— Start —
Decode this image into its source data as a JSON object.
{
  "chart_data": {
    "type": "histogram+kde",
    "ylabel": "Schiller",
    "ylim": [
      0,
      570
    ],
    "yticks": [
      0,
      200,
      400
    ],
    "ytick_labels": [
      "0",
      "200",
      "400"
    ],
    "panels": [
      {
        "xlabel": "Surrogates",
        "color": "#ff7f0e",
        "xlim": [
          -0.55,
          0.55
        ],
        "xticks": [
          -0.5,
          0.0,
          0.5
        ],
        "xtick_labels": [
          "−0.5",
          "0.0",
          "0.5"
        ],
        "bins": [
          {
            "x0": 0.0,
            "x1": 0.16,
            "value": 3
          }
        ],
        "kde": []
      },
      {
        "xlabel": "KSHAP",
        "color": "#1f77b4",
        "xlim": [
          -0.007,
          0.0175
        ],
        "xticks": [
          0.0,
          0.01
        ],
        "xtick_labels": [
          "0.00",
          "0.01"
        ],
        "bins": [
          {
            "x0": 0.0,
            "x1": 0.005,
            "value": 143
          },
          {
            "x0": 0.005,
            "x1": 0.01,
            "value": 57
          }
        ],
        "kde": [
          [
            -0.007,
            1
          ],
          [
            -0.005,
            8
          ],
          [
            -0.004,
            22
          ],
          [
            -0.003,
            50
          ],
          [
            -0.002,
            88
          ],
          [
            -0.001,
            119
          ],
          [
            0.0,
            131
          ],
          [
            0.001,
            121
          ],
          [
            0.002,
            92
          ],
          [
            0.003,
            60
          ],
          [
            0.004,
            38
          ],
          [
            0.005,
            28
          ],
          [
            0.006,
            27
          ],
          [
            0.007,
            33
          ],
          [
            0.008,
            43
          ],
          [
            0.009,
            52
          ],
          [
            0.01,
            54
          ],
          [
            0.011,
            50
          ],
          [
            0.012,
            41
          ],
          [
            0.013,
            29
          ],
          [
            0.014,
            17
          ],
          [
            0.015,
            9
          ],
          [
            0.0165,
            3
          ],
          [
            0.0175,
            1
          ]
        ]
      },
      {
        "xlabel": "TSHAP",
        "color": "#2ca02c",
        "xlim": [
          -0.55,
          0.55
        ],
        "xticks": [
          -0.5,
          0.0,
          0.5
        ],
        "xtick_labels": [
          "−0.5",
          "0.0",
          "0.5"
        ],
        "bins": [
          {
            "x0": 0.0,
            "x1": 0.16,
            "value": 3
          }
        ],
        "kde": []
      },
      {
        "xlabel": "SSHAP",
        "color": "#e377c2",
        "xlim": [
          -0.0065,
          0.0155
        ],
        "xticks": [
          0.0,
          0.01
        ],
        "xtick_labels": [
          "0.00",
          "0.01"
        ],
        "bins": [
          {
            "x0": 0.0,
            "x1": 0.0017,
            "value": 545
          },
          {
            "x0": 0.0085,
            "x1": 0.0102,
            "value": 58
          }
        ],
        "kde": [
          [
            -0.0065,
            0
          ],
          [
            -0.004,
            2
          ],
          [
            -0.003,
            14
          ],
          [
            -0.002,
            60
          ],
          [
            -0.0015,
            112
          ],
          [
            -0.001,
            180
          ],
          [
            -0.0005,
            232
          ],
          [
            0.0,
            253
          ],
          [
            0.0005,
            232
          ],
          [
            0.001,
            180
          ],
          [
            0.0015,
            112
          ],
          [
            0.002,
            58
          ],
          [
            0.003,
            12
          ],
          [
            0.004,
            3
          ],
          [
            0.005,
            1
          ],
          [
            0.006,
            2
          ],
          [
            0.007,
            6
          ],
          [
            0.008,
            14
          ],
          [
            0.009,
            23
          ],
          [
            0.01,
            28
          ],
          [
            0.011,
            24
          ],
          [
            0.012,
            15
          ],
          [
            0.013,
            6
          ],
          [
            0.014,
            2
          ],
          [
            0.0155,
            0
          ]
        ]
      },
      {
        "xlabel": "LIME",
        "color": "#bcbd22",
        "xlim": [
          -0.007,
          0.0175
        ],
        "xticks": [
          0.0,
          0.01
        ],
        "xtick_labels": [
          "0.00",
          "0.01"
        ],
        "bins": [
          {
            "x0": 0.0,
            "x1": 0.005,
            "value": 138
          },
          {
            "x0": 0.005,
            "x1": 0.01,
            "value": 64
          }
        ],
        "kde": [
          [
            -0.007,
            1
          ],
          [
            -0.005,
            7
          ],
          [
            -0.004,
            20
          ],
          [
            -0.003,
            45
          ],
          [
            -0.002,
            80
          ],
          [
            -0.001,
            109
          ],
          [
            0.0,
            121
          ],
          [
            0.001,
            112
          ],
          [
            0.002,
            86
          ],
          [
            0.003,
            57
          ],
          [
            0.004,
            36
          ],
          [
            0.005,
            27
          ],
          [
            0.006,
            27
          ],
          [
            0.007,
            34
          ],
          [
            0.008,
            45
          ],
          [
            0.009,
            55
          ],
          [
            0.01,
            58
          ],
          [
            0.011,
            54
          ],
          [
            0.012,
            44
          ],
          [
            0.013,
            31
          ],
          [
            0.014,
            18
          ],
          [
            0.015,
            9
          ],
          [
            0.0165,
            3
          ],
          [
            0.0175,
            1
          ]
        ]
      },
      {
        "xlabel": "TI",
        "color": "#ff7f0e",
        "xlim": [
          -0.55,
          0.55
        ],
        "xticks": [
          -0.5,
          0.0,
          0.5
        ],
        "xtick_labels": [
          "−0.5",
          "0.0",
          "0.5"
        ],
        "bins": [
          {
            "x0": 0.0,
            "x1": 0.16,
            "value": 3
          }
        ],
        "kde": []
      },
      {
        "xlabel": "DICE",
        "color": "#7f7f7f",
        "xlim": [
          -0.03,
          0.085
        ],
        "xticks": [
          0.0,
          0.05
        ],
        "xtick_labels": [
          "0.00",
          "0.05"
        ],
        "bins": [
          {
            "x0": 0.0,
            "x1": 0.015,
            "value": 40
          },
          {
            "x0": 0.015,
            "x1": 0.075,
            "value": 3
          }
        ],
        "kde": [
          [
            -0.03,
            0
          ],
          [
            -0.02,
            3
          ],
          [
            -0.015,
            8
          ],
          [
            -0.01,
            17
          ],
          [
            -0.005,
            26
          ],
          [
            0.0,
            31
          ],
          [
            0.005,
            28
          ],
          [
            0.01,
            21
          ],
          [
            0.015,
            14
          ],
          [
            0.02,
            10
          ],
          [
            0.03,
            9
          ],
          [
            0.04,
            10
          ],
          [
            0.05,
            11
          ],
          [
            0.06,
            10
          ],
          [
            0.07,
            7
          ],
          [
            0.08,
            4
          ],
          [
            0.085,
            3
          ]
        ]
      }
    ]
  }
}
— End —
What is required: Each line above that includes "value" should be shown.

Written solution:
            "value": 3
            "value": 143
            "value": 57
            "value": 3
            "value": 545
            "value": 58
            "value": 138
            "value": 64
            "value": 3
            "value": 40
            "value": 3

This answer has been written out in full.